____ Source data

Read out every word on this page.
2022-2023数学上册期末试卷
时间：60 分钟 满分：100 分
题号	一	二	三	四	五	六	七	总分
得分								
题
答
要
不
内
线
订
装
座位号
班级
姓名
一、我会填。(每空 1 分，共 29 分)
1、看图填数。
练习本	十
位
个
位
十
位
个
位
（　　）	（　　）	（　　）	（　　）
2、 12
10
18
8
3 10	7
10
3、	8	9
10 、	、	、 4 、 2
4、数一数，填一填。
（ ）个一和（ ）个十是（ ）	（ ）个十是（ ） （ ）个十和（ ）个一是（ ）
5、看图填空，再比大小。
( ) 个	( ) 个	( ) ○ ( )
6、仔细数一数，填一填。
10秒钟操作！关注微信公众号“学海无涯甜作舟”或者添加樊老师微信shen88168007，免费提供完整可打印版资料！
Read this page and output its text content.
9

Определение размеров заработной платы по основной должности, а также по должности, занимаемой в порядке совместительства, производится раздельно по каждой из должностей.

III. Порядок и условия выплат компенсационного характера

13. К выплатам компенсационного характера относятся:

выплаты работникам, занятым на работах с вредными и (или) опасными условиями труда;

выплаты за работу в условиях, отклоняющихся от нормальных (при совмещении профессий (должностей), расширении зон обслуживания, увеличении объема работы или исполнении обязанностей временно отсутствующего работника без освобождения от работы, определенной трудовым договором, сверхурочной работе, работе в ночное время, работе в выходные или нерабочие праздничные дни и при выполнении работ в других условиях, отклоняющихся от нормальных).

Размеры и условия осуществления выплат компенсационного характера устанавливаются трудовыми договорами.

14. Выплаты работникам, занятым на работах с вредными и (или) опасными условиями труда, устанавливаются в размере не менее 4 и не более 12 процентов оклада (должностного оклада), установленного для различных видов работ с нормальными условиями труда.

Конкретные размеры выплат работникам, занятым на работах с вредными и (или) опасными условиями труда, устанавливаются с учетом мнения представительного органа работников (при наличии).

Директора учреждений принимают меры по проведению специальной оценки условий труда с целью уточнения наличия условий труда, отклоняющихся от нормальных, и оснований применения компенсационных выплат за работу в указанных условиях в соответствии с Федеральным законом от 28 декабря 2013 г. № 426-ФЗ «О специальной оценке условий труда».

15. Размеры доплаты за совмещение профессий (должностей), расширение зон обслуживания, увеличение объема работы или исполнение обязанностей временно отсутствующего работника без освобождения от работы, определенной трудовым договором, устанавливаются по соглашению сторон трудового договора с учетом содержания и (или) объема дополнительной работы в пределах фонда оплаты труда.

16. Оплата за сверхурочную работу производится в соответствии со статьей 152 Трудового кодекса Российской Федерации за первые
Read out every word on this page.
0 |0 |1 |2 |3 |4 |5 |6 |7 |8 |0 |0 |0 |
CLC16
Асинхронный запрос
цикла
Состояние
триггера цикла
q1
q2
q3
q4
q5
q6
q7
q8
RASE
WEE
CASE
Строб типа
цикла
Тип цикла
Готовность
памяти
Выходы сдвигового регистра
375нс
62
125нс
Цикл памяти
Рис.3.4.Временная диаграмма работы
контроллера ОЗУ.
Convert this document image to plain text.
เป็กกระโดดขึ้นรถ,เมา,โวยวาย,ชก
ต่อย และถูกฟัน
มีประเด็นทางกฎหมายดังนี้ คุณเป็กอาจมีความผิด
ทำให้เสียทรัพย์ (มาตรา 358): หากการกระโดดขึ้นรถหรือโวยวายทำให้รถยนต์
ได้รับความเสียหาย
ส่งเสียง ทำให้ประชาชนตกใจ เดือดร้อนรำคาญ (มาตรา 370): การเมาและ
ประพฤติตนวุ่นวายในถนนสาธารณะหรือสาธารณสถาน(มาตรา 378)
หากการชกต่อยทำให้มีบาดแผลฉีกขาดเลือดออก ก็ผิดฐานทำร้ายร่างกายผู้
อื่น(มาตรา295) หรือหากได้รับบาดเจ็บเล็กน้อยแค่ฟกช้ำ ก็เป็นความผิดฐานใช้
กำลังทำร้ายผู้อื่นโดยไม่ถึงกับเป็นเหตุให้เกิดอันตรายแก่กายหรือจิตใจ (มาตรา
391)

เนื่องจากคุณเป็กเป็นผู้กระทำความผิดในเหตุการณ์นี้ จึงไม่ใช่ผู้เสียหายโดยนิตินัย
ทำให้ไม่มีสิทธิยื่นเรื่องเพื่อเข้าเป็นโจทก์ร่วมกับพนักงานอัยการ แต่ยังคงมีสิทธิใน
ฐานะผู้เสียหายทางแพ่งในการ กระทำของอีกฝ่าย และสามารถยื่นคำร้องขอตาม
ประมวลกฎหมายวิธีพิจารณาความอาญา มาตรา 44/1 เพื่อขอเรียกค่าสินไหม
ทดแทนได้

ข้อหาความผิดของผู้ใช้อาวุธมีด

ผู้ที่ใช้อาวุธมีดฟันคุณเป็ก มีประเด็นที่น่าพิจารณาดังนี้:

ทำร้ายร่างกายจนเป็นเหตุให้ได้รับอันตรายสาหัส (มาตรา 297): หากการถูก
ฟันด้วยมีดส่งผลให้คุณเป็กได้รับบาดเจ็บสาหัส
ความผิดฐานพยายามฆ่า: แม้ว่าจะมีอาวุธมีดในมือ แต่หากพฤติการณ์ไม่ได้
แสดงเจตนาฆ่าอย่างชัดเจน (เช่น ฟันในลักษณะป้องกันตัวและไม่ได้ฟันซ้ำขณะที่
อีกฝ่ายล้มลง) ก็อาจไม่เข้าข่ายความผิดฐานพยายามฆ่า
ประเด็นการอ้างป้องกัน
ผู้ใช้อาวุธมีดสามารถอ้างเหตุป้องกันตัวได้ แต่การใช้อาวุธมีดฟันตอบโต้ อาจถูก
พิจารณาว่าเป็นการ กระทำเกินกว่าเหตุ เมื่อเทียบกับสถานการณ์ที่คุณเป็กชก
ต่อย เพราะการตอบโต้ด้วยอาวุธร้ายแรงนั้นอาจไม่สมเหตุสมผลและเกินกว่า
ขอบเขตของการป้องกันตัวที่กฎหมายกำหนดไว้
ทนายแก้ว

________

Work to do
The records above must be repeated exactly, every one of them.

Exercise response
Read out every word on this page.
2022-2023数学上册期末试卷
时间：60 分钟 满分：100 分
题号	一	二	三	四	五	六	七	总分
得分								
题
答
要
不
内
线
订
装
座位号
班级
姓名
一、我会填。(每空 1 分，共 29 分)
1、看图填数。
练习本	十
位
个
位
十
位
个
位
（　　）	（　　）	（　　）	（　　）
2、 12
10
18
8
3 10	7
10
3、	8	9
10 、	、	、 4 、 2
4、数一数，填一填。
（ ）个一和（ ）个十是（ ）	（ ）个十是（ ） （ ）个十和（ ）个一是（ ）
5、看图填空，再比大小。
( ) 个	( ) 个	( ) ○ ( )
6、仔细数一数，填一填。
10秒钟操作！关注微信公众号“学海无涯甜作舟”或者添加樊老师微信shen88168007，免费提供完整可打印版资料！
Read this page and output its text content.
9

Определение размеров заработной платы по основной должности, а также по должности, занимаемой в порядке совместительства, производится раздельно по каждой из должностей.

III. Порядок и условия выплат компенсационного характера

13. К выплатам компенсационного характера относятся:

выплаты работникам, занятым на работах с вредными и (или) опасными условиями труда;

выплаты за работу в условиях, отклоняющихся от нормальных (при совмещении профессий (должностей), расширении зон обслуживания, увеличении объема работы или исполнении обязанностей временно отсутствующего работника без освобождения от работы, определенной трудовым договором, сверхурочной работе, работе в ночное время, работе в выходные или нерабочие праздничные дни и при выполнении работ в других условиях, отклоняющихся от нормальных).

Размеры и условия осуществления выплат компенсационного характера устанавливаются трудовыми договорами.

14. Выплаты работникам, занятым на работах с вредными и (или) опасными условиями труда, устанавливаются в размере не менее 4 и не более 12 процентов оклада (должностного оклада), установленного для различных видов работ с нормальными условиями труда.

Конкретные размеры выплат работникам, занятым на работах с вредными и (или) опасными условиями труда, устанавливаются с учетом мнения представительного органа работников (при наличии).

Директора учреждений принимают меры по проведению специальной оценки условий труда с целью уточнения наличия условий труда, отклоняющихся от нормальных, и оснований применения компенсационных выплат за работу в указанных условиях в соответствии с Федеральным законом от 28 декабря 2013 г. № 426-ФЗ «О специальной оценке условий труда».

15. Размеры доплаты за совмещение профессий (должностей), расширение зон обслуживания, увеличение объема работы или исполнение обязанностей временно отсутствующего работника без освобождения от работы, определенной трудовым договором, устанавливаются по соглашению сторон трудового договора с учетом содержания и (или) объема дополнительной работы в пределах фонда оплаты труда.

16. Оплата за сверхурочную работу производится в соответствии со статьей 152 Трудового кодекса Российской Федерации за первые
Read out every word on this page.
0 |0 |1 |2 |3 |4 |5 |6 |7 |8 |0 |0 |0 |
CLC16
Асинхронный запрос
цикла
Состояние
триггера цикла
q1
q2
q3
q4
q5
q6
q7
q8
RASE
WEE
CASE
Строб типа
цикла
Тип цикла
Готовность
памяти
Выходы сдвигового регистра
375нс
62
125нс
Цикл памяти
Рис.3.4.Временная диаграмма работы
контроллера ОЗУ.
Convert this document image to plain text.
เป็กกระโดดขึ้นรถ,เมา,โวยวาย,ชก
ต่อย และถูกฟัน
มีประเด็นทางกฎหมายดังนี้ คุณเป็กอาจมีความผิด
ทำให้เสียทรัพย์ (มาตรา 358): หากการกระโดดขึ้นรถหรือโวยวายทำให้รถยนต์
ได้รับความเสียหาย
ส่งเสียง ทำให้ประชาชนตกใจ เดือดร้อนรำคาญ (มาตรา 370): การเมาและ
ประพฤติตนวุ่นวายในถนนสาธารณะหรือสาธารณสถาน(มาตรา 378)
หากการชกต่อยทำให้มีบาดแผลฉีกขาดเลือดออก ก็ผิดฐานทำร้ายร่างกายผู้
อื่น(มาตรา295) หรือหากได้รับบาดเจ็บเล็กน้อยแค่ฟกช้ำ ก็เป็นความผิดฐานใช้
กำลังทำร้ายผู้อื่นโดยไม่ถึงกับเป็นเหตุให้เกิดอันตรายแก่กายหรือจิตใจ (มาตรา
391)

เนื่องจากคุณเป็กเป็นผู้กระทำความผิดในเหตุการณ์นี้ จึงไม่ใช่ผู้เสียหายโดยนิตินัย
ทำให้ไม่มีสิทธิยื่นเรื่องเพื่อเข้าเป็นโจทก์ร่วมกับพนักงานอัยการ แต่ยังคงมีสิทธิใน
ฐานะผู้เสียหายทางแพ่งในการ กระทำของอีกฝ่าย และสามารถยื่นคำร้องขอตาม
ประมวลกฎหมายวิธีพิจารณาความอาญา มาตรา 44/1 เพื่อขอเรียกค่าสินไหม
ทดแทนได้

ข้อหาความผิดของผู้ใช้อาวุธมีด

ผู้ที่ใช้อาวุธมีดฟันคุณเป็ก มีประเด็นที่น่าพิจารณาดังนี้:

ทำร้ายร่างกายจนเป็นเหตุให้ได้รับอันตรายสาหัส (มาตรา 297): หากการถูก
ฟันด้วยมีดส่งผลให้คุณเป็กได้รับบาดเจ็บสาหัส
ความผิดฐานพยายามฆ่า: แม้ว่าจะมีอาวุธมีดในมือ แต่หากพฤติการณ์ไม่ได้
แสดงเจตนาฆ่าอย่างชัดเจน (เช่น ฟันในลักษณะป้องกันตัวและไม่ได้ฟันซ้ำขณะที่
อีกฝ่ายล้มลง) ก็อาจไม่เข้าข่ายความผิดฐานพยายามฆ่า
ประเด็นการอ้างป้องกัน
ผู้ใช้อาวุธมีดสามารถอ้างเหตุป้องกันตัวได้ แต่การใช้อาวุธมีดฟันตอบโต้ อาจถูก
พิจารณาว่าเป็นการ กระทำเกินกว่าเหตุ เมื่อเทียบกับสถานการณ์ที่คุณเป็กชก
ต่อย เพราะการตอบโต้ด้วยอาวุธร้ายแรงนั้นอาจไม่สมเหตุสมผลและเกินกว่า
ขอบเขตของการป้องกันตัวที่กฎหมายกำหนดไว้
ทนายแก้ว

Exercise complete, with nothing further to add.